◆ What you should do ◆
Copy out all lines with the word "Phiếu" in them.

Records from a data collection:
┄┄┄┄┄┄

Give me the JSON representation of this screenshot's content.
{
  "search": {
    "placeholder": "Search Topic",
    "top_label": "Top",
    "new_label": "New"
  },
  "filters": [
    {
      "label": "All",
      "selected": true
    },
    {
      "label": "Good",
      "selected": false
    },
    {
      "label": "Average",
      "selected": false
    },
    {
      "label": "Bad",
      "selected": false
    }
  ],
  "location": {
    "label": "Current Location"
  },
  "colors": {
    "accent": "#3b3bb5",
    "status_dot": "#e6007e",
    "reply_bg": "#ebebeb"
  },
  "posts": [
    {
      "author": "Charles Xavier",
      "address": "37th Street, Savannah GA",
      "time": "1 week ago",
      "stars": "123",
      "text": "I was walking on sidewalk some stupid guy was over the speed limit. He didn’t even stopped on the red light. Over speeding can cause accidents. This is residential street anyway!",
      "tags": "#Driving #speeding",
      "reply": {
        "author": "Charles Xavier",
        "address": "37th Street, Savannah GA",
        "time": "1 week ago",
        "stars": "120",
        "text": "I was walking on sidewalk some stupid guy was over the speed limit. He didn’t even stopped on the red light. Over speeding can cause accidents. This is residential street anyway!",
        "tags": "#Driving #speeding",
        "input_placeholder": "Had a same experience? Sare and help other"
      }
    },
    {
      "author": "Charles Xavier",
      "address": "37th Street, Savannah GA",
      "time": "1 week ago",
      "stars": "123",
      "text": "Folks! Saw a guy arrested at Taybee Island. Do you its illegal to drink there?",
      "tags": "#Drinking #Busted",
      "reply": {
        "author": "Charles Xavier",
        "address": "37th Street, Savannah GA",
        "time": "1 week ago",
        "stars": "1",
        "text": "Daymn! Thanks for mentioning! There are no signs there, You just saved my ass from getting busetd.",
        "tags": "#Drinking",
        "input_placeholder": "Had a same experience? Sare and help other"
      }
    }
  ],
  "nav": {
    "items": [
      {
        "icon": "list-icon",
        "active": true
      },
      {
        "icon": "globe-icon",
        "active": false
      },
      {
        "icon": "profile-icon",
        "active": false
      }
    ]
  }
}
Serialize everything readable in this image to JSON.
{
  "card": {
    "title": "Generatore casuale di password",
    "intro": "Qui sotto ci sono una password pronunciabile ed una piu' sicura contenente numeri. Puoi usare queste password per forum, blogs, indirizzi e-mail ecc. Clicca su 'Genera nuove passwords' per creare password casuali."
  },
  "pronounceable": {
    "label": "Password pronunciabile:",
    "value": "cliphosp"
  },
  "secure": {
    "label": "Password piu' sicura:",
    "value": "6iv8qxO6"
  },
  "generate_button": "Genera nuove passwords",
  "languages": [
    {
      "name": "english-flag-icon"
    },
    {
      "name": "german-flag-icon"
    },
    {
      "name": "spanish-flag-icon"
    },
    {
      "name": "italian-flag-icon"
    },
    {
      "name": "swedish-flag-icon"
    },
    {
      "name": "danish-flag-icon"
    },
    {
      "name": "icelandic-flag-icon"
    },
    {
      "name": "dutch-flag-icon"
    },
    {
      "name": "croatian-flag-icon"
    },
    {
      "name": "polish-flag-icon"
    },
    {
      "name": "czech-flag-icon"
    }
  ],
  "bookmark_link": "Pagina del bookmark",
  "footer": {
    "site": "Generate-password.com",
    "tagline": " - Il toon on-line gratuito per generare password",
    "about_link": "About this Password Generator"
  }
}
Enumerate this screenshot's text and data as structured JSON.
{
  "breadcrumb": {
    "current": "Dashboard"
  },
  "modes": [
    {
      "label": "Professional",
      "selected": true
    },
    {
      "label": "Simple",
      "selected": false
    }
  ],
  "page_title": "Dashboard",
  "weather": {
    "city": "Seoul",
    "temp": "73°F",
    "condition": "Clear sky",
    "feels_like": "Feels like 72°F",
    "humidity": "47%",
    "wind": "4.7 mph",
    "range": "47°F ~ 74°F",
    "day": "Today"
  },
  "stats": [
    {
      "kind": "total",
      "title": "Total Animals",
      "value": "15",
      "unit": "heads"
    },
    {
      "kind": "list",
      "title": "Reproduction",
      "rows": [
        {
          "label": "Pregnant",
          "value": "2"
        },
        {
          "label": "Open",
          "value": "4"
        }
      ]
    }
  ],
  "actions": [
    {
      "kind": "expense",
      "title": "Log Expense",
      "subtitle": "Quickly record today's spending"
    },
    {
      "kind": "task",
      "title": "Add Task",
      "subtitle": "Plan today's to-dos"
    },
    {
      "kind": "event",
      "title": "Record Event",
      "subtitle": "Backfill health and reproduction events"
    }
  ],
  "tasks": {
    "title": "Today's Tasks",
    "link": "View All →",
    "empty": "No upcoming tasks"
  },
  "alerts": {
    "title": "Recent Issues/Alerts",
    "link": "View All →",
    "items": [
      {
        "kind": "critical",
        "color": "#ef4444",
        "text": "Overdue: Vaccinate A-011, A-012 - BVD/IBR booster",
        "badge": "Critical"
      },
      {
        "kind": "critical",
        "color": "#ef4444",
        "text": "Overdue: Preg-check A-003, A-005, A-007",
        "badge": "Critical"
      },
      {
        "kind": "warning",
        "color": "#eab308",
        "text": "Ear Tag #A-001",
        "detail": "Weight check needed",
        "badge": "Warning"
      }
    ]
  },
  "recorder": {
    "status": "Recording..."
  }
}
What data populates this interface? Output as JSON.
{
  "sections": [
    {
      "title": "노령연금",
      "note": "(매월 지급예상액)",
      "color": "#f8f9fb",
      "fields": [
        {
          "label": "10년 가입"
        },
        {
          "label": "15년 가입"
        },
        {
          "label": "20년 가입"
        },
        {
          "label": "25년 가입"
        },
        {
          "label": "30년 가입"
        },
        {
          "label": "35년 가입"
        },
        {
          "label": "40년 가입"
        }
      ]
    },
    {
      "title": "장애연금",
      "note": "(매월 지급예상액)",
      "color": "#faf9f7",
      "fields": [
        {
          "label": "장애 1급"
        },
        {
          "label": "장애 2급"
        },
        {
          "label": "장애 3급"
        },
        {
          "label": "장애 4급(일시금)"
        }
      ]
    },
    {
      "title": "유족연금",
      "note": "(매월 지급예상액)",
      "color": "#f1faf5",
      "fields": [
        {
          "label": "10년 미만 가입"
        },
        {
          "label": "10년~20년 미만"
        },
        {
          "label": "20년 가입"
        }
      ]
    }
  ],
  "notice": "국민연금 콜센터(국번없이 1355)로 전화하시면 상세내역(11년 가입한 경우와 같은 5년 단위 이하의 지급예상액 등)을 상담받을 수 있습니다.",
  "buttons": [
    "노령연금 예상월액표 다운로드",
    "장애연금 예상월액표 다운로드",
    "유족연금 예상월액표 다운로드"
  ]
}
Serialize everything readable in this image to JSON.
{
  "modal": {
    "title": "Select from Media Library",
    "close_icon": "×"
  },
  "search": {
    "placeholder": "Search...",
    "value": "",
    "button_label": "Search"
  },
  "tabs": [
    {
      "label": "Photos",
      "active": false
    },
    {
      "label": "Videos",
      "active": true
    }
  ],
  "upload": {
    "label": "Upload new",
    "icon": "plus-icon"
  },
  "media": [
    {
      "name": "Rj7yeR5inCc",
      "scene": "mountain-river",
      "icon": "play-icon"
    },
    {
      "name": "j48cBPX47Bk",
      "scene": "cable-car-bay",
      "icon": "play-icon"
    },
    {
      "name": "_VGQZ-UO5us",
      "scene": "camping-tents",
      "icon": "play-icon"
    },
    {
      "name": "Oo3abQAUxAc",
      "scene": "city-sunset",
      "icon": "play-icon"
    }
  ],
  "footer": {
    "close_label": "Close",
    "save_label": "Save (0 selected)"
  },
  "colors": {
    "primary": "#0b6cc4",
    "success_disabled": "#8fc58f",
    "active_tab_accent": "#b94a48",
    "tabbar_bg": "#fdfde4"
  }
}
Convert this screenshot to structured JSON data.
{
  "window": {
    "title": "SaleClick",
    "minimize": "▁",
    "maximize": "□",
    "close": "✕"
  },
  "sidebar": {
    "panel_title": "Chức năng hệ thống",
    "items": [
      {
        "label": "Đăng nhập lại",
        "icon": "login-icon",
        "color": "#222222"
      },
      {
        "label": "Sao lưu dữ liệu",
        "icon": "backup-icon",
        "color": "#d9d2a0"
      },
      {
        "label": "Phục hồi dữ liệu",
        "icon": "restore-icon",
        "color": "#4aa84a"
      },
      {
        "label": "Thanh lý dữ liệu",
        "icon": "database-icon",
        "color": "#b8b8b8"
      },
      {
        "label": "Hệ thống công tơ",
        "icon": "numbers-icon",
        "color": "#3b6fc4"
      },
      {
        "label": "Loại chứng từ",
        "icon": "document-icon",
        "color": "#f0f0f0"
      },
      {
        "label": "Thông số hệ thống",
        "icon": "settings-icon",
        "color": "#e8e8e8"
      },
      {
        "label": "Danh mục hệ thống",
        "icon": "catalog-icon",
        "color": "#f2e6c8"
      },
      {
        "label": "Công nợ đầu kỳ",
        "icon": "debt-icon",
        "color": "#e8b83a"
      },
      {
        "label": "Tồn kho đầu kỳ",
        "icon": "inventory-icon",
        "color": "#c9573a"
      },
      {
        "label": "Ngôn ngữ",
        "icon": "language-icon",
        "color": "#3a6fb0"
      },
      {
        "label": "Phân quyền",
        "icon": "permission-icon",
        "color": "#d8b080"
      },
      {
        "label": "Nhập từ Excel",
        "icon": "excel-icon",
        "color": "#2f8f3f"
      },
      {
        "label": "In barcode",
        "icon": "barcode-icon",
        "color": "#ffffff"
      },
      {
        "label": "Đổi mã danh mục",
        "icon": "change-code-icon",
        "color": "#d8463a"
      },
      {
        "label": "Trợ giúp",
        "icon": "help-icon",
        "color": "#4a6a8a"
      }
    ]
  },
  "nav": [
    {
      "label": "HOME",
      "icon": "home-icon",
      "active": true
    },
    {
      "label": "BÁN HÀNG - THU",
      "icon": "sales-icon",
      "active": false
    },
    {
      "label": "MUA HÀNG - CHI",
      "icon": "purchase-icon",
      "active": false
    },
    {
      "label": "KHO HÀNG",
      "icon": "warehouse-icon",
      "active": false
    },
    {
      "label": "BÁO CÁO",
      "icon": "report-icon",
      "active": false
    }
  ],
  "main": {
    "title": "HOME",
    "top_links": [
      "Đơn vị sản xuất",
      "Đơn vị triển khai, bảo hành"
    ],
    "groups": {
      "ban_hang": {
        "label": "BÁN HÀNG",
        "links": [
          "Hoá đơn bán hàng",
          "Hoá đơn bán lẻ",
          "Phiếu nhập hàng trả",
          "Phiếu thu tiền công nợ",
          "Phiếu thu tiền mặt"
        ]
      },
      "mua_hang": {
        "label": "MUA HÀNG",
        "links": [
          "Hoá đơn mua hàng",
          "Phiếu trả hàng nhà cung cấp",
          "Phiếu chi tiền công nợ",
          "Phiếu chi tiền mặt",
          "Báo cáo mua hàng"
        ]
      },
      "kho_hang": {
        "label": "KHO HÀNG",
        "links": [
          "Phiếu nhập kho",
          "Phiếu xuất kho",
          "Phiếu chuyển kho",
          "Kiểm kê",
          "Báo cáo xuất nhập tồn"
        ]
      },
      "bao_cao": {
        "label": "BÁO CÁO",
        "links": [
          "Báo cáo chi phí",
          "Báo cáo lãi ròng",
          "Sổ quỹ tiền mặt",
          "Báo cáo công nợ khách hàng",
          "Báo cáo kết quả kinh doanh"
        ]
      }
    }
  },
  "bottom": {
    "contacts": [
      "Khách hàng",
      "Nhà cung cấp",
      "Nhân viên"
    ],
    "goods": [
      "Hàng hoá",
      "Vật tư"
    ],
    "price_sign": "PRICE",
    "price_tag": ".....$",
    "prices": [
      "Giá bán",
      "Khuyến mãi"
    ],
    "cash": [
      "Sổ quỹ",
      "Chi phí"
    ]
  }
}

┄┄┄┄┄┄

◆ Solution for this task ◆
          "Phiếu nhập hàng trả",
          "Phiếu thu tiền công nợ",
          "Phiếu thu tiền mặt"
          "Phiếu trả hàng nhà cung cấp",
          "Phiếu chi tiền công nợ",
          "Phiếu chi tiền mặt",
          "Phiếu nhập kho",
          "Phiếu xuất kho",
          "Phiếu chuyển kho",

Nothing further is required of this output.